_REQUIRED TASK_
Locate every line that holds the string "лице" and copy it.

_SUPPLIED DATA_
____________
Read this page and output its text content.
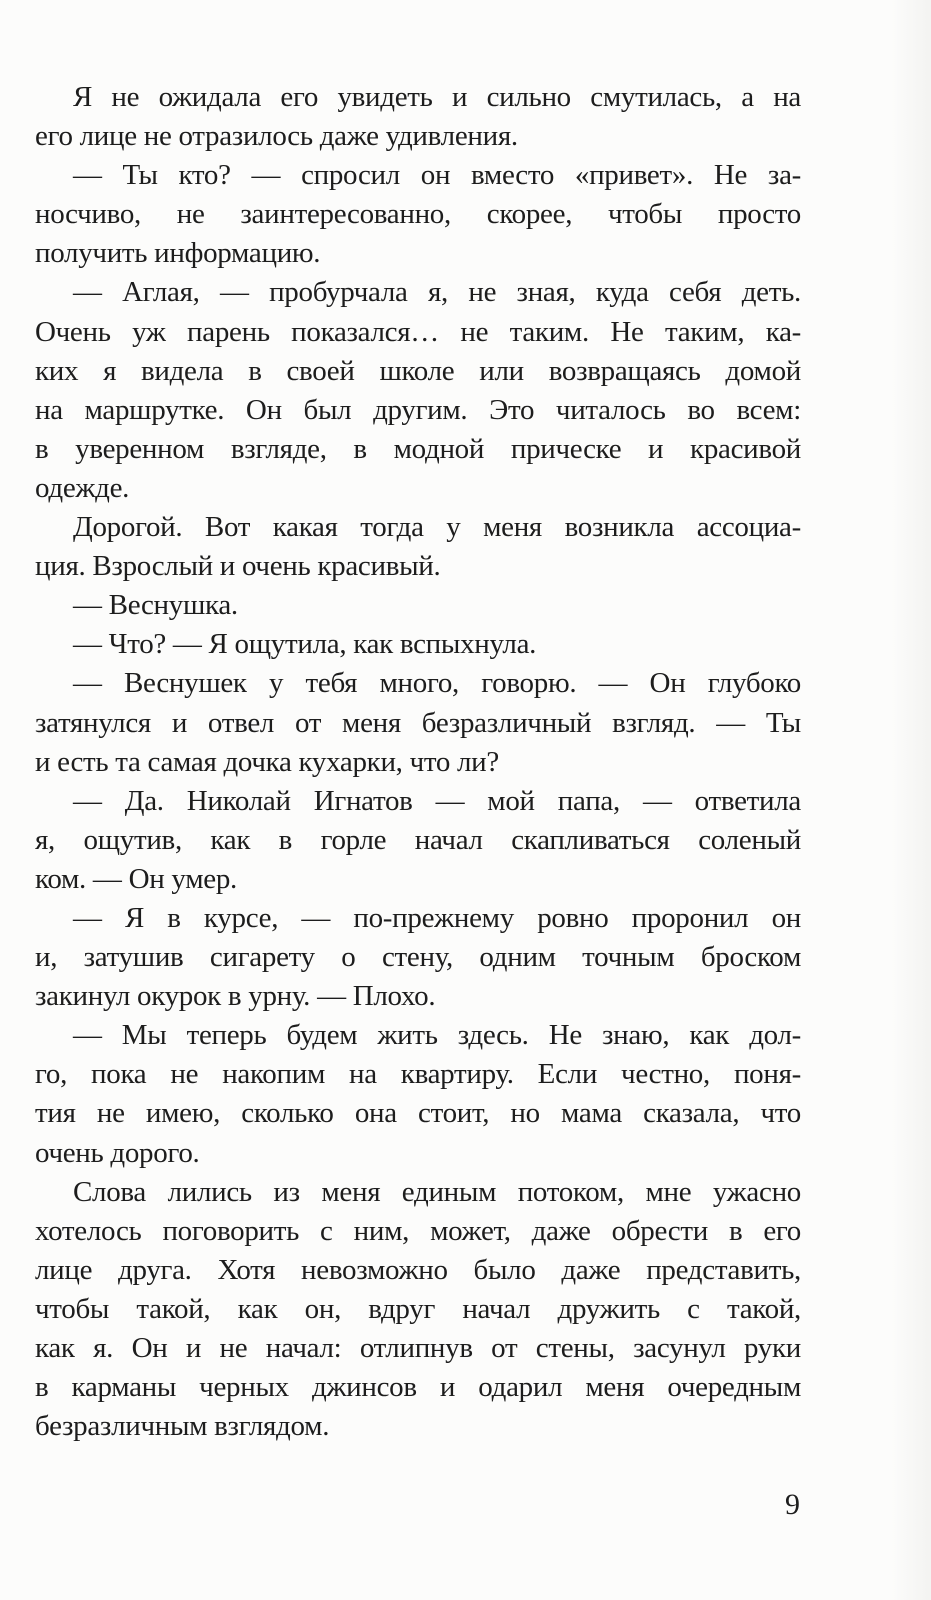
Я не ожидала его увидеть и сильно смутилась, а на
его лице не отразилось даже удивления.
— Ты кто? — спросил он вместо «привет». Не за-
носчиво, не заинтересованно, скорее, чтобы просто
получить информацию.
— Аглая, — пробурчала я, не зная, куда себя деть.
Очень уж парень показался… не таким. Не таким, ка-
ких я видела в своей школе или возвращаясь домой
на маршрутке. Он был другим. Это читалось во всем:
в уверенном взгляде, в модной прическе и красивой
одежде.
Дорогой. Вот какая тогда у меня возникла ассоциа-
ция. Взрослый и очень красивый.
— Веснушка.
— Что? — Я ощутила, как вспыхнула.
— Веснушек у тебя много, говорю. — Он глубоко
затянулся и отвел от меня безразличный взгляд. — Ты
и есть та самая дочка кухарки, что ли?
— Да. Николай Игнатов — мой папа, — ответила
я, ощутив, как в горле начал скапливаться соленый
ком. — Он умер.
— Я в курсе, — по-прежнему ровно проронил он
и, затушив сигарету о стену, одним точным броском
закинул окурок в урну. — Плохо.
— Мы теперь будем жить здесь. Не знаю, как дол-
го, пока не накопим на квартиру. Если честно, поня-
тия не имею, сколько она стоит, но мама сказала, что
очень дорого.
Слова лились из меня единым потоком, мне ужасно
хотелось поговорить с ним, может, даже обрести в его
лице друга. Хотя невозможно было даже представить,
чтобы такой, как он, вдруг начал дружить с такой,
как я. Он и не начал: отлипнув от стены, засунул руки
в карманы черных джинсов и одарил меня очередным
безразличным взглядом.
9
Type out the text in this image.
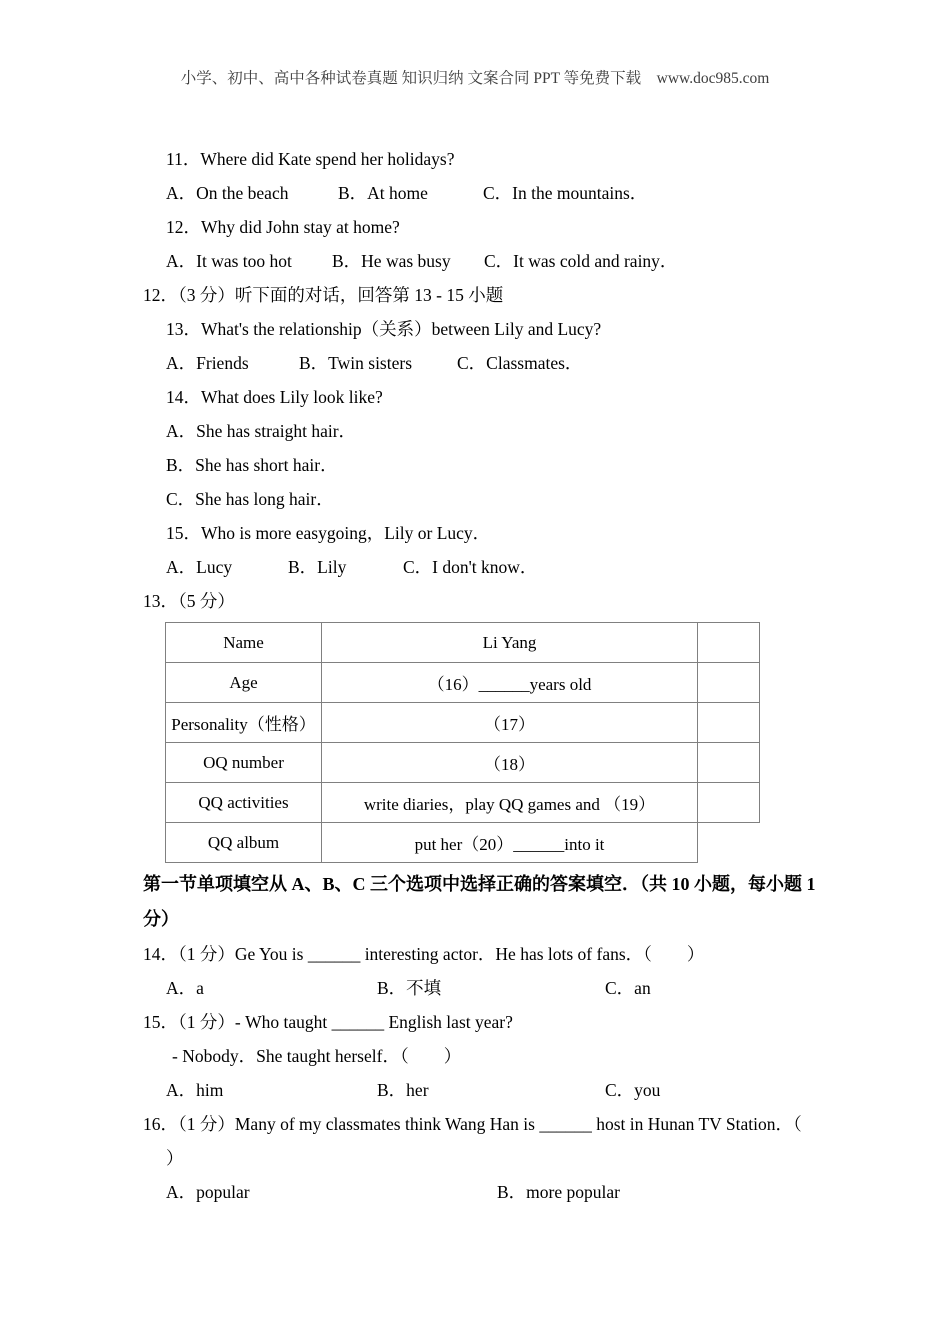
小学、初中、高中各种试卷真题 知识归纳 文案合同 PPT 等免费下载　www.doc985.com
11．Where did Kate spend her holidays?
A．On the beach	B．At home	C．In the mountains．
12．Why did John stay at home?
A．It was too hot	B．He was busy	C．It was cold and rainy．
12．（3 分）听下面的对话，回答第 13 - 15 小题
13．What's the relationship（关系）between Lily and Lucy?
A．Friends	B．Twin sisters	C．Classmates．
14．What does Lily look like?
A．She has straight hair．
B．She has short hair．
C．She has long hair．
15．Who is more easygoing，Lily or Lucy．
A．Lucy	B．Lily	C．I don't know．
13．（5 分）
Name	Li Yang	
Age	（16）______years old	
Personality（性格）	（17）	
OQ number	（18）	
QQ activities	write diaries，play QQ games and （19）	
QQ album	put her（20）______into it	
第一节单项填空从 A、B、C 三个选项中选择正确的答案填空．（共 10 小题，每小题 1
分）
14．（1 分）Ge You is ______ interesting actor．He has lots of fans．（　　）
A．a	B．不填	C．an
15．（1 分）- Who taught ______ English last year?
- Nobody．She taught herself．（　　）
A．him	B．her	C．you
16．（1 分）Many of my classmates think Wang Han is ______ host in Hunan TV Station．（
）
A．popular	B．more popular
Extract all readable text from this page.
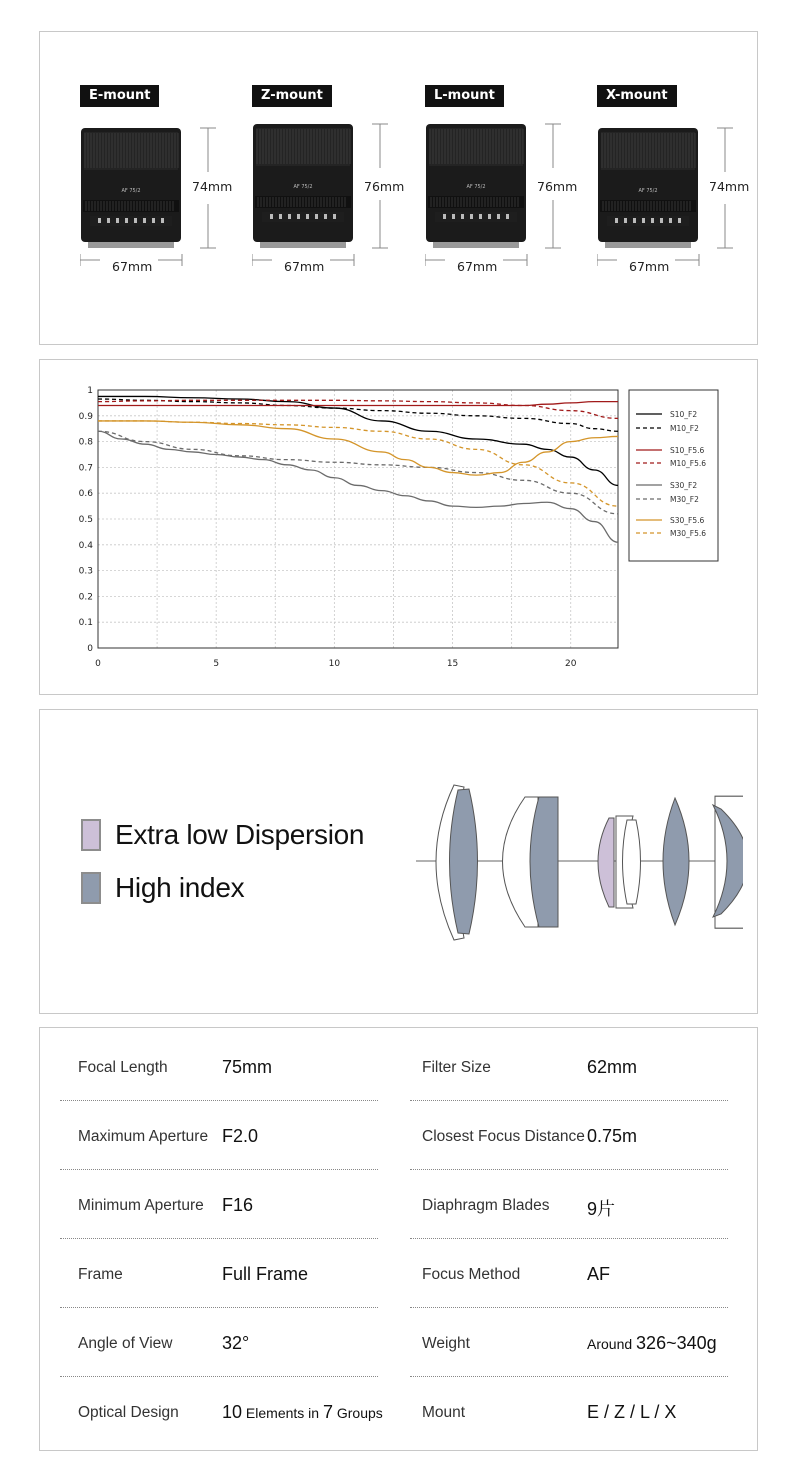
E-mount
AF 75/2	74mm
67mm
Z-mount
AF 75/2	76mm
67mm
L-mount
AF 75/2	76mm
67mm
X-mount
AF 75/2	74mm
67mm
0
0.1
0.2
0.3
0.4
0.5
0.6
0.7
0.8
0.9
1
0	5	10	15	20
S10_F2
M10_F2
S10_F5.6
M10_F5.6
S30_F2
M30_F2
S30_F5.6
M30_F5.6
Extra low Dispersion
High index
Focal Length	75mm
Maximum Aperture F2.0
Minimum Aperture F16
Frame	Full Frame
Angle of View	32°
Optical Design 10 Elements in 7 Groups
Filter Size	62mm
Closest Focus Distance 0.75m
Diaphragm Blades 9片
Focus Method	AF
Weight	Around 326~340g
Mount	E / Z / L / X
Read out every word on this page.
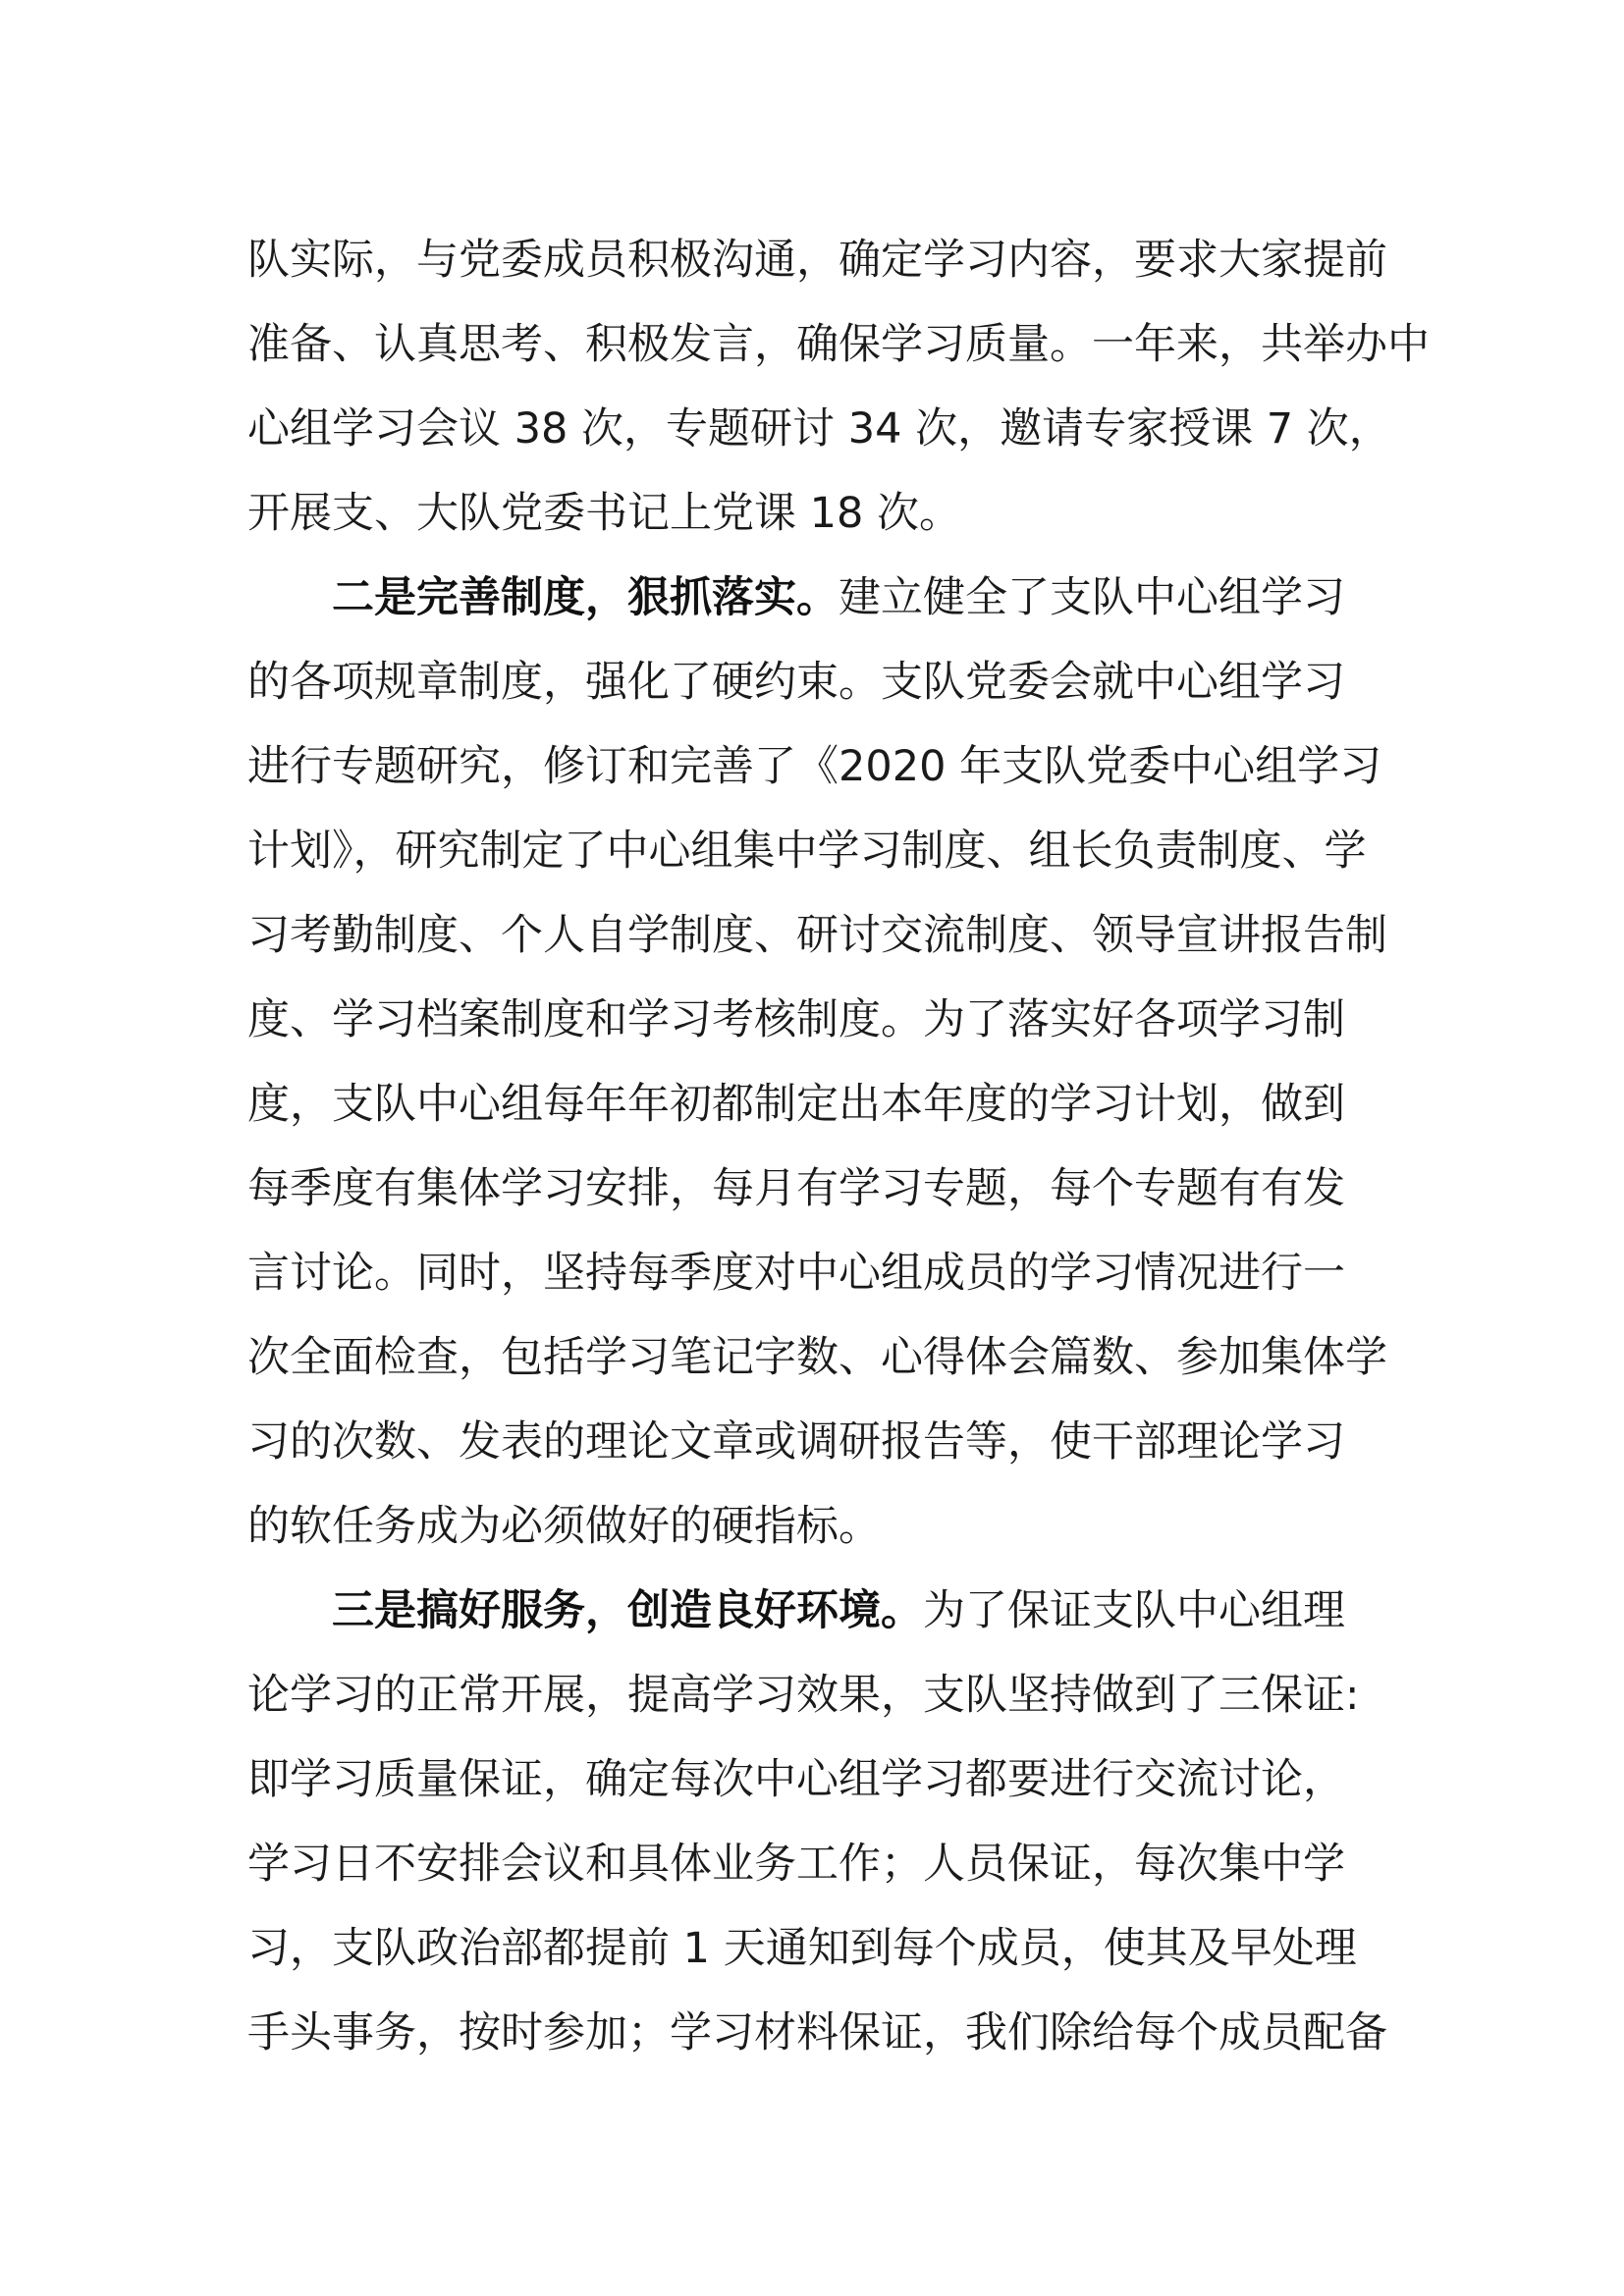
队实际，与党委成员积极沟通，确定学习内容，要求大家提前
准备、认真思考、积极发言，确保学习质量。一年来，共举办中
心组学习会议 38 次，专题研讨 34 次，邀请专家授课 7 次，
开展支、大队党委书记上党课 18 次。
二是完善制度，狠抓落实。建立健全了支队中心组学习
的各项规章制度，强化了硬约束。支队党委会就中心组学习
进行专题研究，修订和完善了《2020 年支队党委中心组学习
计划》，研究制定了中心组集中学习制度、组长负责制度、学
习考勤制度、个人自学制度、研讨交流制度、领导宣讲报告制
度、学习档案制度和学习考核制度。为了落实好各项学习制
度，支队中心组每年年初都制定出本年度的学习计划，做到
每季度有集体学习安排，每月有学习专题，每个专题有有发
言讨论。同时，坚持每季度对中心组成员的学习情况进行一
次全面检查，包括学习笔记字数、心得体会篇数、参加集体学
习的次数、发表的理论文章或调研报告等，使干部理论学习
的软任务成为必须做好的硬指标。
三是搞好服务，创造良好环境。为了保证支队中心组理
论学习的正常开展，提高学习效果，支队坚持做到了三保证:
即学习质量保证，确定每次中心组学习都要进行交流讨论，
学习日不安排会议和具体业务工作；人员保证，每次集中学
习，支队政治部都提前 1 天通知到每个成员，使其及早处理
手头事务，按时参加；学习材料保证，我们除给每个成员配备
____________
_COMPLETE ANSWER_
его лице не отразилось даже удивления.
лице друга. Хотя невозможно было даже представить,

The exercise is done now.